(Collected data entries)
(begin)

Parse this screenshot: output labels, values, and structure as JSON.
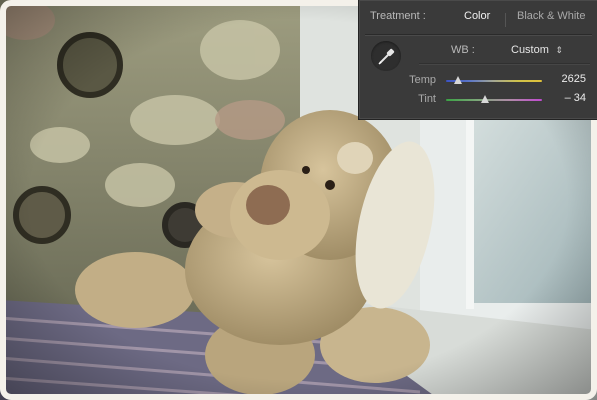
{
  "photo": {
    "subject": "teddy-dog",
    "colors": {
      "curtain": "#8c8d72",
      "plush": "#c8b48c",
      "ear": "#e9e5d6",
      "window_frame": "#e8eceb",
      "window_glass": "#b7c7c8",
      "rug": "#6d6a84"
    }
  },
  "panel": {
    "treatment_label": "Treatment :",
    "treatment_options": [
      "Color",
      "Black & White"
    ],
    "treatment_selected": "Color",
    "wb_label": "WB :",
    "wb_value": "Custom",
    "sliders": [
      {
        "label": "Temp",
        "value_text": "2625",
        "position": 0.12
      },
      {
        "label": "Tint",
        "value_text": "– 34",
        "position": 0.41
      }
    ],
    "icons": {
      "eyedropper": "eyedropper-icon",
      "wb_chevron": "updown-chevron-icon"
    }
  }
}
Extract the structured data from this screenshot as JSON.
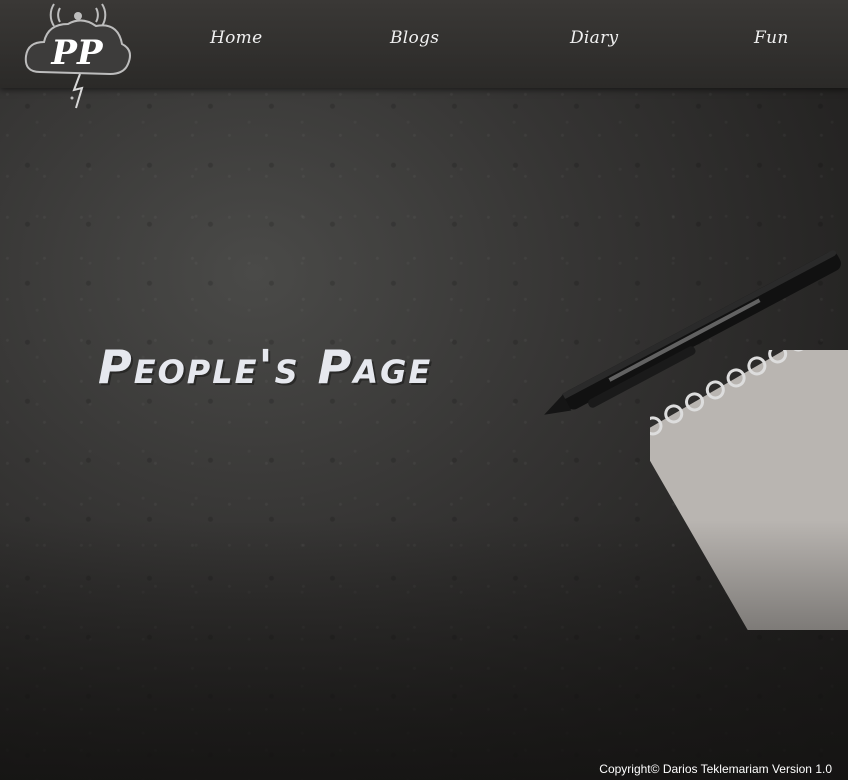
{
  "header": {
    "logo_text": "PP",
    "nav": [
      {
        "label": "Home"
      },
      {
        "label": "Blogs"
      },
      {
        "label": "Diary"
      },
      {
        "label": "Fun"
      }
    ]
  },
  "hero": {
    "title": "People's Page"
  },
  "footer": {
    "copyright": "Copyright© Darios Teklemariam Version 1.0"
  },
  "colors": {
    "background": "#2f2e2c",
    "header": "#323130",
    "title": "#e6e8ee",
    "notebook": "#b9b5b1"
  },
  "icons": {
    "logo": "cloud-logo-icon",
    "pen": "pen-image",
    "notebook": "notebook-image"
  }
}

(end)
(begin)

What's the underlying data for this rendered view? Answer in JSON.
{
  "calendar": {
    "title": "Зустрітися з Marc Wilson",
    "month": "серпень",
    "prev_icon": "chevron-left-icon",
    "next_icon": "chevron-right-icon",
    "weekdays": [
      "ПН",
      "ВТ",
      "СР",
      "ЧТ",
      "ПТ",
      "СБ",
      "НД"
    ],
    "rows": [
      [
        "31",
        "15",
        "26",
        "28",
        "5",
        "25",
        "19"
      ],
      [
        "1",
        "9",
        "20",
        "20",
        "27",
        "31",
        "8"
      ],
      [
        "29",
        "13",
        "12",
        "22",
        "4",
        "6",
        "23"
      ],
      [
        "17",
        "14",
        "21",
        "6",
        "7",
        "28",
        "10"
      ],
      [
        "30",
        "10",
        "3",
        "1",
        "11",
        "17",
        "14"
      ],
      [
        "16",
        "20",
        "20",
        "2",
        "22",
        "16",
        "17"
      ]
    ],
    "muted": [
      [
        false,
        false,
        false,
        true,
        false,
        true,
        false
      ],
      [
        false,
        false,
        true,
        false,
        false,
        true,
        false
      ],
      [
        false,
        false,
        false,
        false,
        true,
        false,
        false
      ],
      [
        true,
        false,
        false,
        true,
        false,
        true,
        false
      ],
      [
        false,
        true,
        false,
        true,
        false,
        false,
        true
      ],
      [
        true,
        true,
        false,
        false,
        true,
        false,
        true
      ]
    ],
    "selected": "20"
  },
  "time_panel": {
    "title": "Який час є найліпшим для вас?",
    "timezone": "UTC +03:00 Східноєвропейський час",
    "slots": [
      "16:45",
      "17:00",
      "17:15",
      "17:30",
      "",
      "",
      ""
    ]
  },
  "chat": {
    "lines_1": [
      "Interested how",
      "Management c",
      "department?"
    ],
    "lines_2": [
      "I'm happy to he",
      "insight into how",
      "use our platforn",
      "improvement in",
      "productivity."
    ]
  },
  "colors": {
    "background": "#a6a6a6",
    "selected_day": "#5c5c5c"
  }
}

(end)

_What to work on:_
Scan the lines above for "this", then copy every one that has it.

_Expected answer:_
Parse this screenshot: output labels, values, and structure as JSON.
Extract the structured data from this screenshot as JSON.
What's the underlying data for this rendered view? Answer in JSON.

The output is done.